● Exercise goal
Extract every entry word for word. Skip the pictures.
# START OF Stored data
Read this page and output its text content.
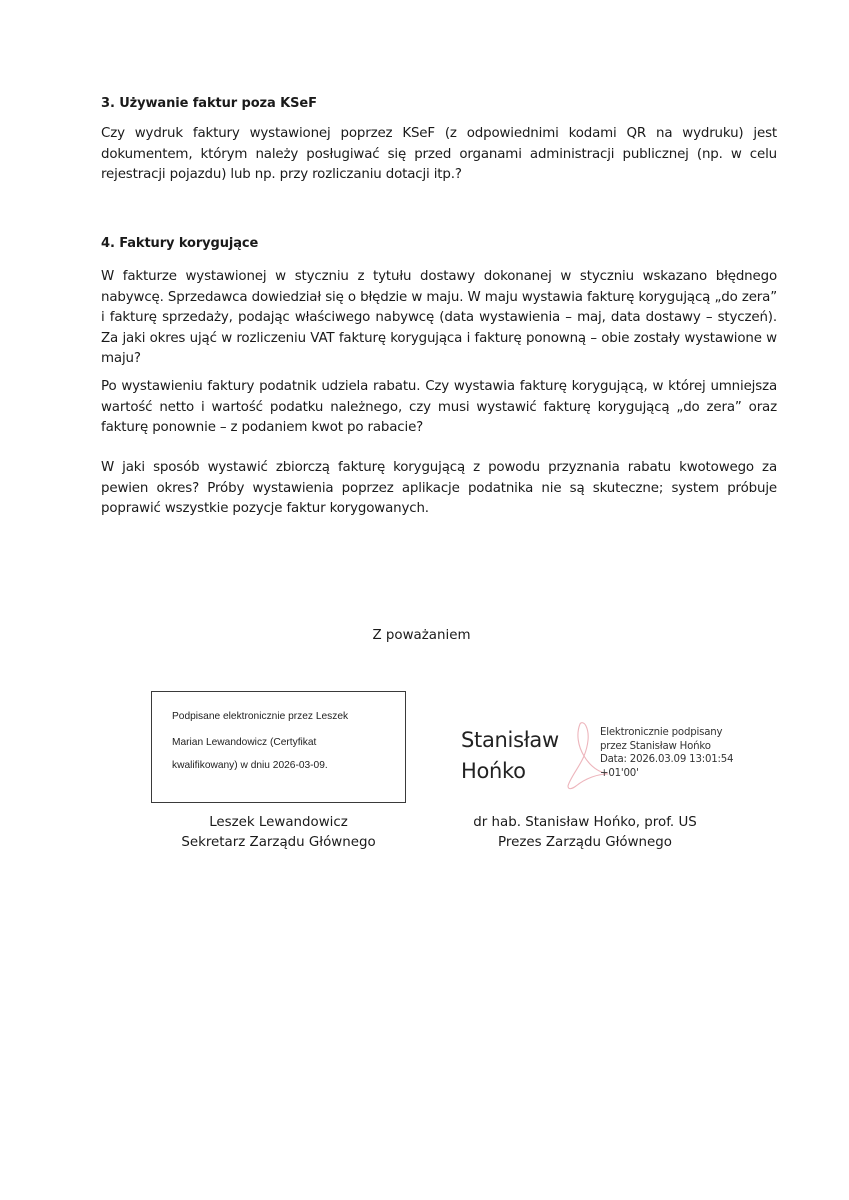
3. Używanie faktur poza KSeF

Czy wydruk faktury wystawionej poprzez KSeF (z odpowiednimi kodami QR na wydruku) jest dokumentem, którym należy posługiwać się przed organami administracji publicznej (np. w celu rejestracji pojazdu) lub np. przy rozliczaniu dotacji itp.?

4. Faktury korygujące

W fakturze wystawionej w styczniu z tytułu dostawy dokonanej w styczniu wskazano błędnego nabywcę. Sprzedawca dowiedział się o błędzie w maju. W maju wystawia fakturę korygującą „do zera” i fakturę sprzedaży, podając właściwego nabywcę (data wystawienia – maj, data dostawy – styczeń). Za jaki okres ująć w rozliczeniu VAT fakturę korygująca i fakturę ponowną – obie zostały wystawione w maju?

Po wystawieniu faktury podatnik udziela rabatu. Czy wystawia fakturę korygującą, w której umniejsza wartość netto i wartość podatku należnego, czy musi wystawić fakturę korygującą „do zera” oraz fakturę ponownie – z podaniem kwot po rabacie?

W jaki sposób wystawić zbiorczą fakturę korygującą z powodu przyznania rabatu kwotowego za pewien okres? Próby wystawienia poprzez aplikacje podatnika nie są skuteczne; system próbuje poprawić wszystkie pozycje faktur korygowanych.

Z poważaniem
Podpisane elektronicznie przez Leszek
Marian Lewandowicz (Certyfikat
kwalifikowany) w dniu 2026-03-09.
Leszek Lewandowicz
Sekretarz Zarządu Głównego
Stanisław
Hońko
Elektronicznie podpisany
przez Stanisław Hońko
Data: 2026.03.09 13:01:54
+01'00'
dr hab. Stanisław Hońko, prof. US
Prezes Zarządu Głównego
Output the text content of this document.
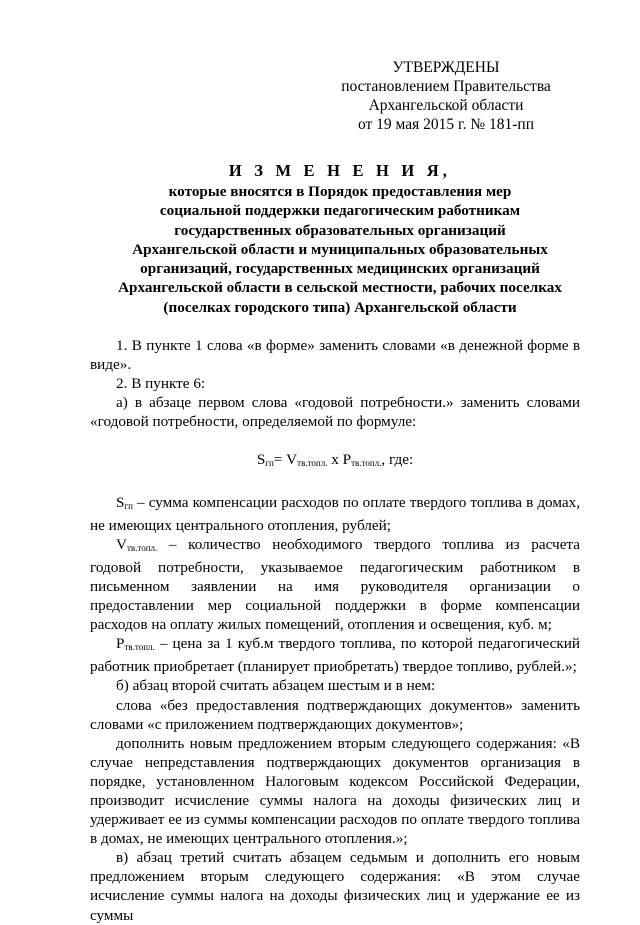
УТВЕРЖДЕНЫ
постановлением Правительства
Архангельской области
от 19 мая 2015 г. № 181-пп
И З М Е Н Е Н И Я,
которые вносятся в Порядок предоставления мер
социальной поддержки педагогическим работникам
государственных образовательных организаций
Архангельской области и муниципальных образовательных
организаций, государственных медицинских организаций
Архангельской области в сельской местности, рабочих поселках
(поселках городского типа) Архангельской области

1. В пункте 1 слова «в форме» заменить словами «в денежной форме в виде».

2. В пункте 6:

а) в абзаце первом слова «годовой потребности.» заменить словами «годовой потребности, определяемой по формуле:

$S_{гп}= V_{тв.топл.}$ х $Р_{тв.топл.}$, где:

$S_{гп}$ – сумма компенсации расходов по оплате твердого топлива в домах, не имеющих центрального отопления, рублей;

$V_{тв.топл.}$ – количество необходимого твердого топлива из расчета годовой потребности, указываемое педагогическим работником в письменном заявлении на имя руководителя организации о предоставлении мер социальной поддержки в форме компенсации расходов на оплату жилых помещений, отопления и освещения, куб. м;

$Р_{тв.топл.}$ – цена за 1 куб.м твердого топлива, по которой педагогический работник приобретает (планирует приобретать) твердое топливо, рублей.»;

б) абзац второй считать абзацем шестым и в нем:

слова «без предоставления подтверждающих документов» заменить словами «с приложением подтверждающих документов»;

дополнить новым предложением вторым следующего содержания: «В случае непредставления подтверждающих документов организация в порядке, установленном Налоговым кодексом Российской Федерации, производит исчисление суммы налога на доходы физических лиц и удерживает ее из суммы компенсации расходов по оплате твердого топлива в домах, не имеющих центрального отопления.»;

в) абзац третий считать абзацем седьмым и дополнить его новым предложением вторым следующего содержания: «В этом случае исчисление суммы налога на доходы физических лиц и удержание ее из суммы
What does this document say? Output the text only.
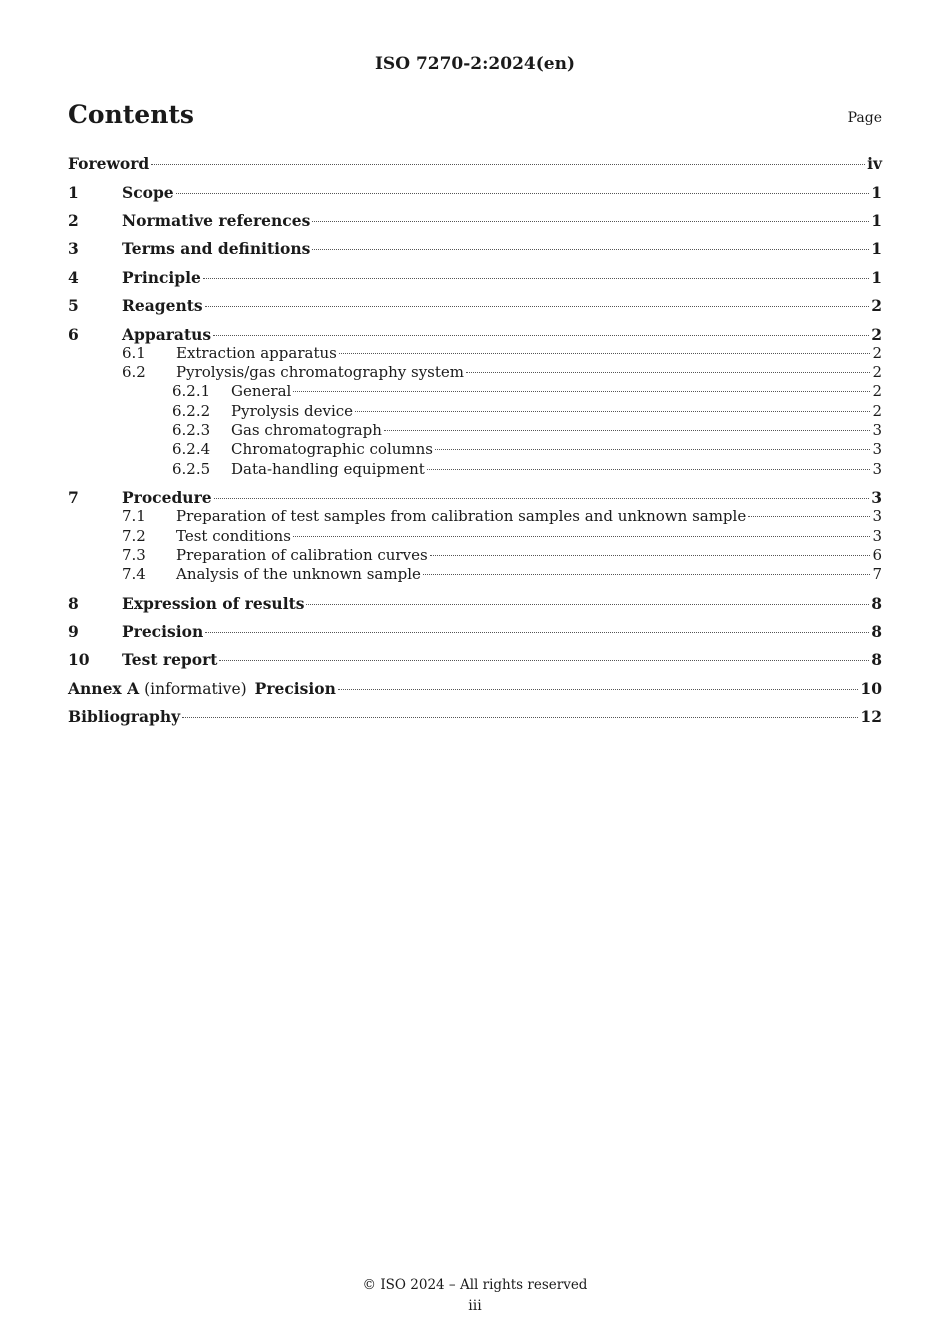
ISO 7270-2:2024(en)
Contents	Page
Foreword	iv
1	Scope	1
2	Normative references	1
3	Terms and definitions	1
4	Principle	1
5	Reagents	2
6	Apparatus	2
6.1	Extraction apparatus	2
6.2	Pyrolysis/gas chromatography system	2
6.2.1	General	2
6.2.2	Pyrolysis device	2
6.2.3	Gas chromatograph	3
6.2.4	Chromatographic columns	3
6.2.5	Data-handling equipment	3
7	Procedure	3
7.1	Preparation of test samples from calibration samples and unknown sample	3
7.2	Test conditions	3
7.3	Preparation of calibration curves	6
7.4	Analysis of the unknown sample	7
8	Expression of results	8
9	Precision	8
10	Test report	8
Annex A (informative) Precision	10
Bibliography	12
© ISO 2024 – All rights reserved
iii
# END OF Stored data
● Result for this task
Read this page and output its text content.
3. Używanie faktur poza KSeF

Czy wydruk faktury wystawionej poprzez KSeF (z odpowiednimi kodami QR na wydruku) jest dokumentem, którym należy posługiwać się przed organami administracji publicznej (np. w celu rejestracji pojazdu) lub np. przy rozliczaniu dotacji itp.?

4. Faktury korygujące

W fakturze wystawionej w styczniu z tytułu dostawy dokonanej w styczniu wskazano błędnego nabywcę. Sprzedawca dowiedział się o błędzie w maju. W maju wystawia fakturę korygującą „do zera” i fakturę sprzedaży, podając właściwego nabywcę (data wystawienia – maj, data dostawy – styczeń). Za jaki okres ująć w rozliczeniu VAT fakturę korygująca i fakturę ponowną – obie zostały wystawione w maju?

Po wystawieniu faktury podatnik udziela rabatu. Czy wystawia fakturę korygującą, w której umniejsza wartość netto i wartość podatku należnego, czy musi wystawić fakturę korygującą „do zera” oraz fakturę ponownie – z podaniem kwot po rabacie?

W jaki sposób wystawić zbiorczą fakturę korygującą z powodu przyznania rabatu kwotowego za pewien okres? Próby wystawienia poprzez aplikacje podatnika nie są skuteczne; system próbuje poprawić wszystkie pozycje faktur korygowanych.

Z poważaniem
Podpisane elektronicznie przez Leszek
Marian Lewandowicz (Certyfikat
kwalifikowany) w dniu 2026-03-09.
Leszek Lewandowicz
Sekretarz Zarządu Głównego
Stanisław
Hońko
Elektronicznie podpisany
przez Stanisław Hońko
Data: 2026.03.09 13:01:54
+01'00'
dr hab. Stanisław Hońko, prof. US
Prezes Zarządu Głównego
Output the text content of this document.
УТВЕРЖДЕНЫ
постановлением Правительства
Архангельской области
от 19 мая 2015 г. № 181-пп
И З М Е Н Е Н И Я,
которые вносятся в Порядок предоставления мер
социальной поддержки педагогическим работникам
государственных образовательных организаций
Архангельской области и муниципальных образовательных
организаций, государственных медицинских организаций
Архангельской области в сельской местности, рабочих поселках
(поселках городского типа) Архангельской области

1. В пункте 1 слова «в форме» заменить словами «в денежной форме в виде».

2. В пункте 6:

а) в абзаце первом слова «годовой потребности.» заменить словами «годовой потребности, определяемой по формуле:

$S_{гп}= V_{тв.топл.}$ х $Р_{тв.топл.}$, где:

$S_{гп}$ – сумма компенсации расходов по оплате твердого топлива в домах, не имеющих центрального отопления, рублей;

$V_{тв.топл.}$ – количество необходимого твердого топлива из расчета годовой потребности, указываемое педагогическим работником в письменном заявлении на имя руководителя организации о предоставлении мер социальной поддержки в форме компенсации расходов на оплату жилых помещений, отопления и освещения, куб. м;

$Р_{тв.топл.}$ – цена за 1 куб.м твердого топлива, по которой педагогический работник приобретает (планирует приобретать) твердое топливо, рублей.»;

б) абзац второй считать абзацем шестым и в нем:

слова «без предоставления подтверждающих документов» заменить словами «с приложением подтверждающих документов»;

дополнить новым предложением вторым следующего содержания: «В случае непредставления подтверждающих документов организация в порядке, установленном Налоговым кодексом Российской Федерации, производит исчисление суммы налога на доходы физических лиц и удерживает ее из суммы компенсации расходов по оплате твердого топлива в домах, не имеющих центрального отопления.»;

в) абзац третий считать абзацем седьмым и дополнить его новым предложением вторым следующего содержания: «В этом случае исчисление суммы налога на доходы физических лиц и удержание ее из суммы
What does this document say? Output the text only.
ISO 7270-2:2024(en)
Contents	Page
Foreword	iv
1	Scope	1
2	Normative references	1
3	Terms and definitions	1
4	Principle	1
5	Reagents	2
6	Apparatus	2
6.1	Extraction apparatus	2
6.2	Pyrolysis/gas chromatography system	2
6.2.1	General	2
6.2.2	Pyrolysis device	2
6.2.3	Gas chromatograph	3
6.2.4	Chromatographic columns	3
6.2.5	Data-handling equipment	3
7	Procedure	3
7.1	Preparation of test samples from calibration samples and unknown sample	3
7.2	Test conditions	3
7.3	Preparation of calibration curves	6
7.4	Analysis of the unknown sample	7
8	Expression of results	8
9	Precision	8
10	Test report	8
Annex A (informative) Precision	10
Bibliography	12
© ISO 2024 – All rights reserved
iii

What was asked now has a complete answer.